(Structured figure records)

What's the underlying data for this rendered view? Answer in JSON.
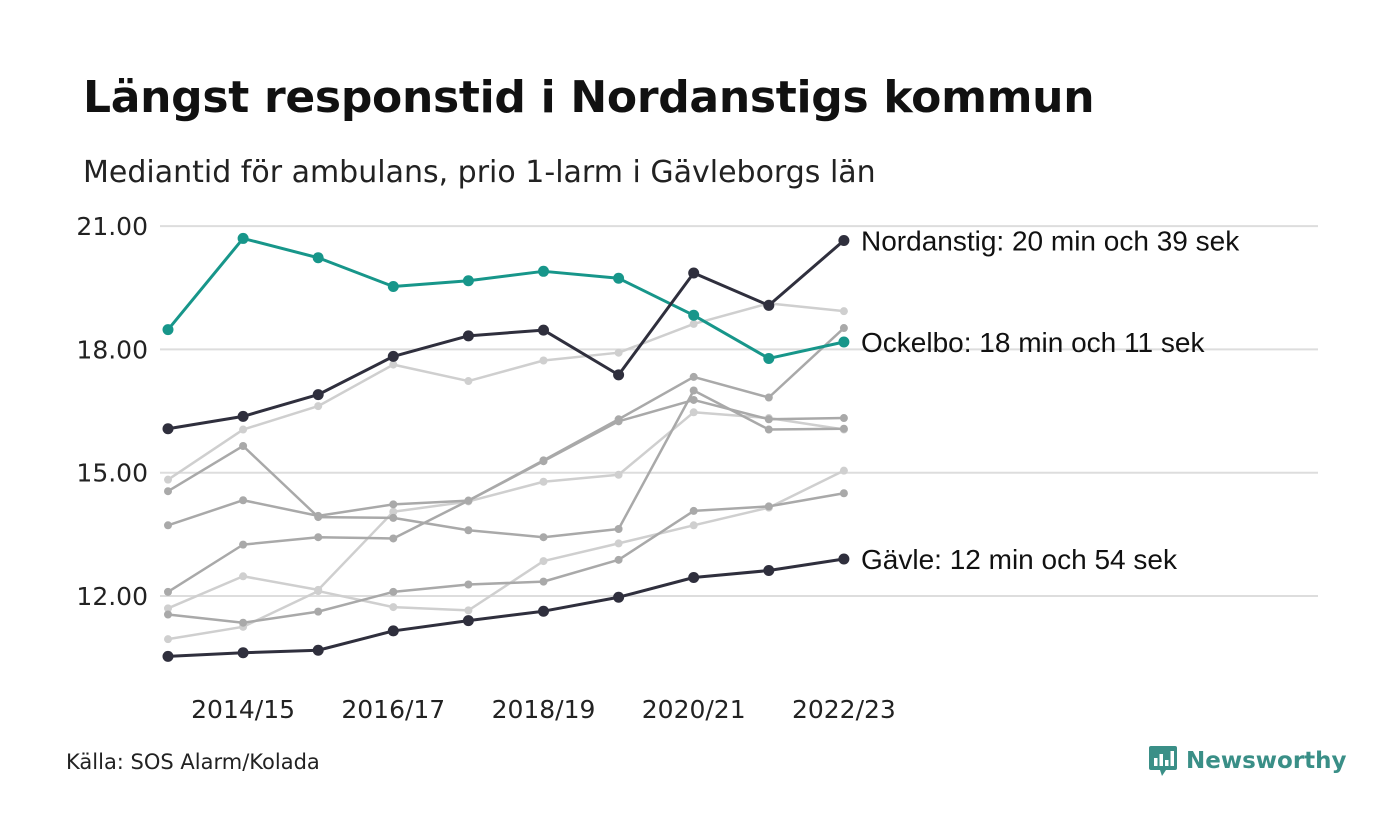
{
  "title": "Längst responstid i Nordanstigs kommun",
  "subtitle": "Mediantid för ambulans, prio 1-larm i Gävleborgs län",
  "source": "Källa: SOS Alarm/Kolada",
  "brand": {
    "name": "Newsworthy",
    "icon": "newsworthy-logo-icon",
    "color": "#3a8f87"
  },
  "colors": {
    "highlight": "#2f2f3d",
    "accent": "#17968a",
    "other_dark": "#a9a9a9",
    "other_light": "#cfcfcf",
    "grid": "#dddddd"
  },
  "chart_data": {
    "type": "line",
    "x": [
      "2013/14",
      "2014/15",
      "2015/16",
      "2016/17",
      "2017/18",
      "2018/19",
      "2019/20",
      "2020/21",
      "2021/22",
      "2022/23"
    ],
    "x_tick_labels": [
      "2014/15",
      "2016/17",
      "2018/19",
      "2020/21",
      "2022/23"
    ],
    "y_tick_labels": [
      "12.00",
      "15.00",
      "18.00",
      "21.00"
    ],
    "ylim": [
      10.2,
      21.3
    ],
    "grid": true,
    "series": [
      {
        "role": "highlight",
        "name": "Nordanstig: 20 min och 39 sek",
        "values": [
          16.07,
          16.37,
          16.9,
          17.83,
          18.33,
          18.47,
          17.38,
          19.86,
          19.07,
          20.65
        ]
      },
      {
        "role": "accent",
        "name": "Ockelbo: 18 min och 11 sek",
        "values": [
          18.48,
          20.7,
          20.23,
          19.53,
          19.67,
          19.9,
          19.73,
          18.83,
          17.78,
          18.18
        ]
      },
      {
        "role": "highlight",
        "name": "Gävle: 12 min och 54 sek",
        "values": [
          10.53,
          10.62,
          10.68,
          11.15,
          11.4,
          11.63,
          11.97,
          12.45,
          12.62,
          12.9
        ]
      },
      {
        "role": "other_light",
        "values": [
          14.83,
          16.05,
          16.62,
          17.63,
          17.23,
          17.73,
          17.92,
          18.62,
          19.12,
          18.93
        ]
      },
      {
        "role": "other_dark",
        "values": [
          14.55,
          15.65,
          13.92,
          13.9,
          13.6,
          13.43,
          13.63,
          17.0,
          16.05,
          16.07
        ]
      },
      {
        "role": "other_dark",
        "values": [
          13.72,
          14.33,
          13.95,
          14.23,
          14.32,
          15.3,
          16.3,
          17.33,
          16.83,
          18.52
        ]
      },
      {
        "role": "other_dark",
        "values": [
          12.1,
          13.25,
          13.43,
          13.4,
          14.32,
          15.28,
          16.25,
          16.77,
          16.3,
          16.33
        ]
      },
      {
        "role": "other_light",
        "values": [
          11.7,
          12.48,
          12.15,
          14.05,
          14.3,
          14.78,
          14.95,
          16.47,
          16.33,
          16.05
        ]
      },
      {
        "role": "other_dark",
        "values": [
          11.55,
          11.35,
          11.62,
          12.1,
          12.28,
          12.35,
          12.88,
          14.07,
          14.18,
          14.5
        ]
      },
      {
        "role": "other_light",
        "values": [
          10.95,
          11.25,
          12.12,
          11.73,
          11.65,
          12.85,
          13.28,
          13.72,
          14.15,
          15.05
        ]
      }
    ]
  }
}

**Short problem**
Repeat each entry precisely as it appears. Leave the pictures out.

**Task answer**
What's the underlying data for this rendered view? Answer in JSON.
{
  "title": "Längst responstid i Nordanstigs kommun",
  "subtitle": "Mediantid för ambulans, prio 1-larm i Gävleborgs län",
  "source": "Källa: SOS Alarm/Kolada",
  "brand": {
    "name": "Newsworthy",
    "icon": "newsworthy-logo-icon",
    "color": "#3a8f87"
  },
  "colors": {
    "highlight": "#2f2f3d",
    "accent": "#17968a",
    "other_dark": "#a9a9a9",
    "other_light": "#cfcfcf",
    "grid": "#dddddd"
  },
  "chart_data": {
    "type": "line",
    "x": [
      "2013/14",
      "2014/15",
      "2015/16",
      "2016/17",
      "2017/18",
      "2018/19",
      "2019/20",
      "2020/21",
      "2021/22",
      "2022/23"
    ],
    "x_tick_labels": [
      "2014/15",
      "2016/17",
      "2018/19",
      "2020/21",
      "2022/23"
    ],
    "y_tick_labels": [
      "12.00",
      "15.00",
      "18.00",
      "21.00"
    ],
    "ylim": [
      10.2,
      21.3
    ],
    "grid": true,
    "series": [
      {
        "role": "highlight",
        "name": "Nordanstig: 20 min och 39 sek",
        "values": [
          16.07,
          16.37,
          16.9,
          17.83,
          18.33,
          18.47,
          17.38,
          19.86,
          19.07,
          20.65
        ]
      },
      {
        "role": "accent",
        "name": "Ockelbo: 18 min och 11 sek",
        "values": [
          18.48,
          20.7,
          20.23,
          19.53,
          19.67,
          19.9,
          19.73,
          18.83,
          17.78,
          18.18
        ]
      },
      {
        "role": "highlight",
        "name": "Gävle: 12 min och 54 sek",
        "values": [
          10.53,
          10.62,
          10.68,
          11.15,
          11.4,
          11.63,
          11.97,
          12.45,
          12.62,
          12.9
        ]
      },
      {
        "role": "other_light",
        "values": [
          14.83,
          16.05,
          16.62,
          17.63,
          17.23,
          17.73,
          17.92,
          18.62,
          19.12,
          18.93
        ]
      },
      {
        "role": "other_dark",
        "values": [
          14.55,
          15.65,
          13.92,
          13.9,
          13.6,
          13.43,
          13.63,
          17.0,
          16.05,
          16.07
        ]
      },
      {
        "role": "other_dark",
        "values": [
          13.72,
          14.33,
          13.95,
          14.23,
          14.32,
          15.3,
          16.3,
          17.33,
          16.83,
          18.52
        ]
      },
      {
        "role": "other_dark",
        "values": [
          12.1,
          13.25,
          13.43,
          13.4,
          14.32,
          15.28,
          16.25,
          16.77,
          16.3,
          16.33
        ]
      },
      {
        "role": "other_light",
        "values": [
          11.7,
          12.48,
          12.15,
          14.05,
          14.3,
          14.78,
          14.95,
          16.47,
          16.33,
          16.05
        ]
      },
      {
        "role": "other_dark",
        "values": [
          11.55,
          11.35,
          11.62,
          12.1,
          12.28,
          12.35,
          12.88,
          14.07,
          14.18,
          14.5
        ]
      },
      {
        "role": "other_light",
        "values": [
          10.95,
          11.25,
          12.12,
          11.73,
          11.65,
          12.85,
          13.28,
          13.72,
          14.15,
          15.05
        ]
      }
    ]
  }
}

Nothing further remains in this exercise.